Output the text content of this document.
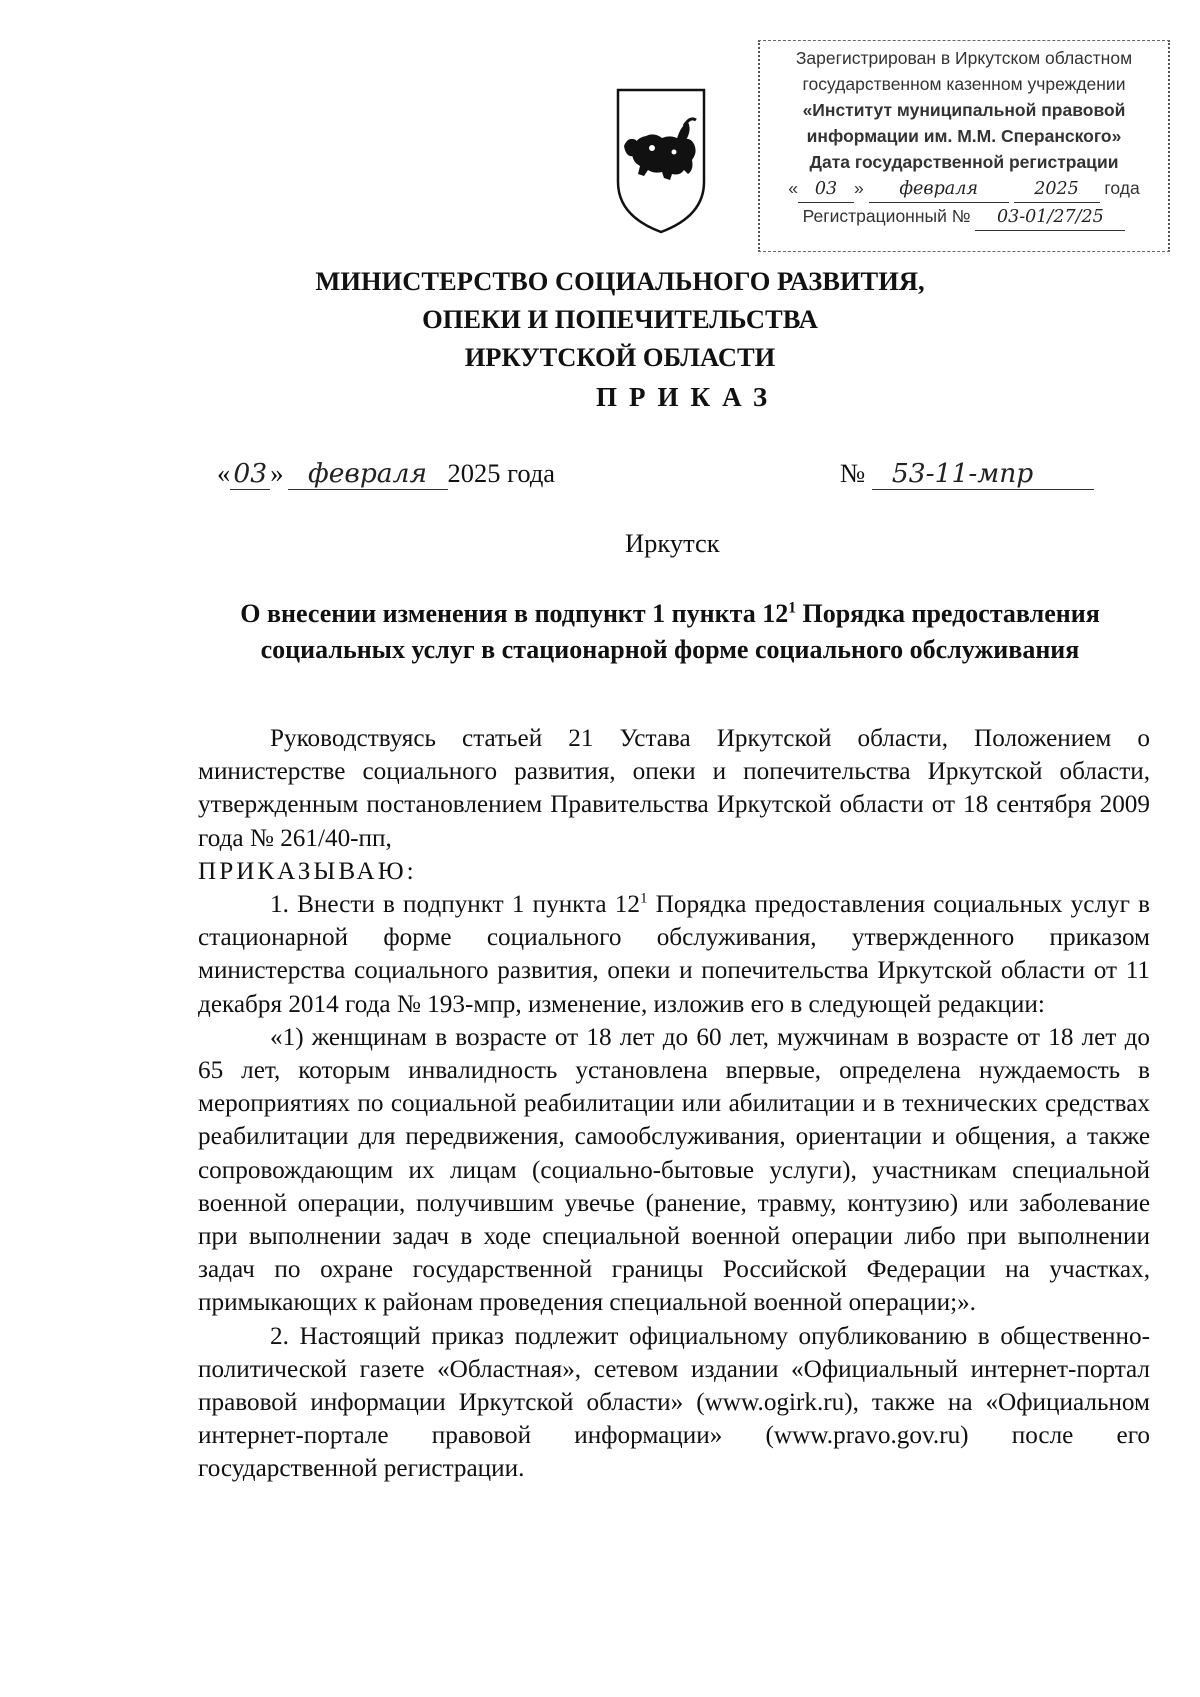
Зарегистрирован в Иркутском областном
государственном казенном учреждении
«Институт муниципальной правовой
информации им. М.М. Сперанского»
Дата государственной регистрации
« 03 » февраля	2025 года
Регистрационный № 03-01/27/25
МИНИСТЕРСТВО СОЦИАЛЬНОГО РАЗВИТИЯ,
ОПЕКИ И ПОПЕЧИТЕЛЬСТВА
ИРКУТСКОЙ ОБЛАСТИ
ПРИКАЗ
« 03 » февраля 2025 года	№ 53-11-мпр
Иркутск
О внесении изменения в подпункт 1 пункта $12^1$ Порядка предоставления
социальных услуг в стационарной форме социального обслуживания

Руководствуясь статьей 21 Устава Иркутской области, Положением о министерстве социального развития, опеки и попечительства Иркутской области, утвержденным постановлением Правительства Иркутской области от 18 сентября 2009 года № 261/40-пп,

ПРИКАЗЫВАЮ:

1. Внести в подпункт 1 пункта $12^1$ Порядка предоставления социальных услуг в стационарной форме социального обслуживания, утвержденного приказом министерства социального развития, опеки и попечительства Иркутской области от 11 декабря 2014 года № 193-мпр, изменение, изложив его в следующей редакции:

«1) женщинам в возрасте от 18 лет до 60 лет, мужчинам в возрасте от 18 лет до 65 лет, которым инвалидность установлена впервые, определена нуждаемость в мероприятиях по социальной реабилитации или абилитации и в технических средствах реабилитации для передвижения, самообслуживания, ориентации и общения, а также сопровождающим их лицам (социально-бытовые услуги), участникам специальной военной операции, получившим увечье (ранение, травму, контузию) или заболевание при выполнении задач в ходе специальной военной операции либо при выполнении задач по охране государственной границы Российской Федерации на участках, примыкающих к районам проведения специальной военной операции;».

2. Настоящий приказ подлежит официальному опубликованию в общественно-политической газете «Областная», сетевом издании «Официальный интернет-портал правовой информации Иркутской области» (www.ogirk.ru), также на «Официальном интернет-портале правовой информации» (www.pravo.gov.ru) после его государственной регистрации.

★ ★ ★ ★ ★

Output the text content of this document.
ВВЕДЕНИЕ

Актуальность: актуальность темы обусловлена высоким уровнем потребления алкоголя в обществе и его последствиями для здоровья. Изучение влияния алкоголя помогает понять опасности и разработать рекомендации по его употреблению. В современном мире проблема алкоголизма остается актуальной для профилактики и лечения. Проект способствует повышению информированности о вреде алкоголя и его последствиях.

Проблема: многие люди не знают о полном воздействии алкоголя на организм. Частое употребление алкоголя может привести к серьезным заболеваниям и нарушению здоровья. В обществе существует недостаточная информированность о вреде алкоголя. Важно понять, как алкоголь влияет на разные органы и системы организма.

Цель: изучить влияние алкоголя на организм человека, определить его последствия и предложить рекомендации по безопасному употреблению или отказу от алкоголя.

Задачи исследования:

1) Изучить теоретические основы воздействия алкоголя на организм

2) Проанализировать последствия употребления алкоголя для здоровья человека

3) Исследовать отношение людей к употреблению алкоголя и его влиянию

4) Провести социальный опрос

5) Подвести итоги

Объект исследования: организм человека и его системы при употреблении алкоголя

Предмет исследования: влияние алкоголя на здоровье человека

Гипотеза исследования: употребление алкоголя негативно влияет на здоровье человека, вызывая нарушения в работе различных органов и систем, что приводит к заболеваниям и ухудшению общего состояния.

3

★ ★ ★ ★ ★

Identify and copy all lines with the word "понять".

## [TASK RESPONSE]
Актуальность: актуальность темы обусловлена высоким уровнем потребления алкоголя в обществе и его последствиями для здоровья. Изучение влияния алкоголя помогает понять опасности и разработать рекомендации по его употреблению. В современном мире проблема алкоголизма остается актуальной для профилактики и лечения. Проект способствует повышению информированности о вреде алкоголя и его последствиях.
Проблема: многие люди не знают о полном воздействии алкоголя на организм. Частое употребление алкоголя может привести к серьезным заболеваниям и нарушению здоровья. В обществе существует недостаточная информированность о вреде алкоголя. Важно понять, как алкоголь влияет на разные органы и системы организма.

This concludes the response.